Exercise goal |
Answer with one number only: the number of lines that contain "Proyección".

## START Information provided

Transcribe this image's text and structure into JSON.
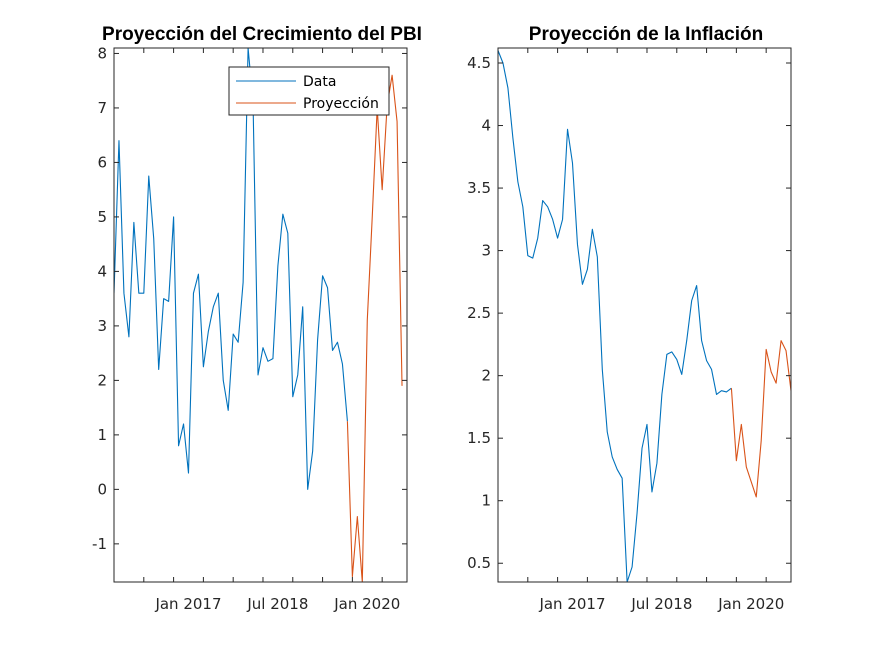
{
  "colors": {
    "data": "#0072BD",
    "forecast": "#D95319",
    "axis": "#262626"
  },
  "chart_data": [
    {
      "type": "line",
      "title": "Proyección del Crecimiento del PBI",
      "xlabel": "",
      "ylabel": "",
      "x_ticks": [
        "Jan 2017",
        "Jul 2018",
        "Jan 2020"
      ],
      "y_ticks": [
        "-1",
        "0",
        "1",
        "2",
        "3",
        "4",
        "5",
        "6",
        "7",
        "8"
      ],
      "ylim": [
        -1.7,
        8.1
      ],
      "legend": {
        "position": "top-right",
        "entries": [
          "Data",
          "Proyección"
        ]
      },
      "grid": false,
      "series": [
        {
          "name": "Data",
          "values": [
            3.6,
            6.4,
            3.6,
            2.8,
            4.9,
            3.6,
            3.6,
            5.75,
            4.6,
            2.2,
            3.5,
            3.45,
            5.0,
            0.8,
            1.2,
            0.3,
            3.6,
            3.95,
            2.25,
            2.9,
            3.35,
            3.6,
            2.0,
            1.45,
            2.85,
            2.7,
            3.8,
            8.1,
            7.1,
            2.1,
            2.6,
            2.35,
            2.4,
            4.1,
            5.05,
            4.7,
            1.7,
            2.1,
            3.35,
            0.0,
            0.7,
            2.75,
            3.92,
            3.7,
            2.55,
            2.7,
            2.3,
            1.25
          ]
        },
        {
          "name": "Proyección",
          "start_index": 47,
          "values": [
            1.25,
            -1.6,
            -0.5,
            -1.7,
            3.1,
            5.0,
            7.0,
            5.5,
            7.05,
            7.6,
            6.75,
            1.9
          ]
        }
      ]
    },
    {
      "type": "line",
      "title": "Proyección de la Inflación",
      "xlabel": "",
      "ylabel": "",
      "x_ticks": [
        "Jan 2017",
        "Jul 2018",
        "Jan 2020"
      ],
      "y_ticks": [
        "0.5",
        "1",
        "1.5",
        "2",
        "2.5",
        "3",
        "3.5",
        "4",
        "4.5"
      ],
      "ylim": [
        0.35,
        4.62
      ],
      "legend": null,
      "grid": false,
      "series": [
        {
          "name": "Data",
          "values": [
            4.6,
            4.5,
            4.3,
            3.9,
            3.55,
            3.35,
            2.96,
            2.94,
            3.1,
            3.4,
            3.35,
            3.25,
            3.1,
            3.25,
            3.97,
            3.7,
            3.05,
            2.73,
            2.85,
            3.17,
            2.95,
            2.05,
            1.55,
            1.35,
            1.25,
            1.18,
            0.35,
            0.47,
            0.9,
            1.42,
            1.61,
            1.07,
            1.3,
            1.85,
            2.17,
            2.19,
            2.13,
            2.01,
            2.28,
            2.6,
            2.72,
            2.28,
            2.12,
            2.05,
            1.85,
            1.88,
            1.87,
            1.9
          ]
        },
        {
          "name": "Proyección",
          "start_index": 47,
          "values": [
            1.9,
            1.32,
            1.61,
            1.27,
            1.15,
            1.03,
            1.48,
            2.21,
            2.03,
            1.94,
            2.28,
            2.2,
            1.88
          ]
        }
      ]
    }
  ]
}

## END Information provided

Answer to the task |
5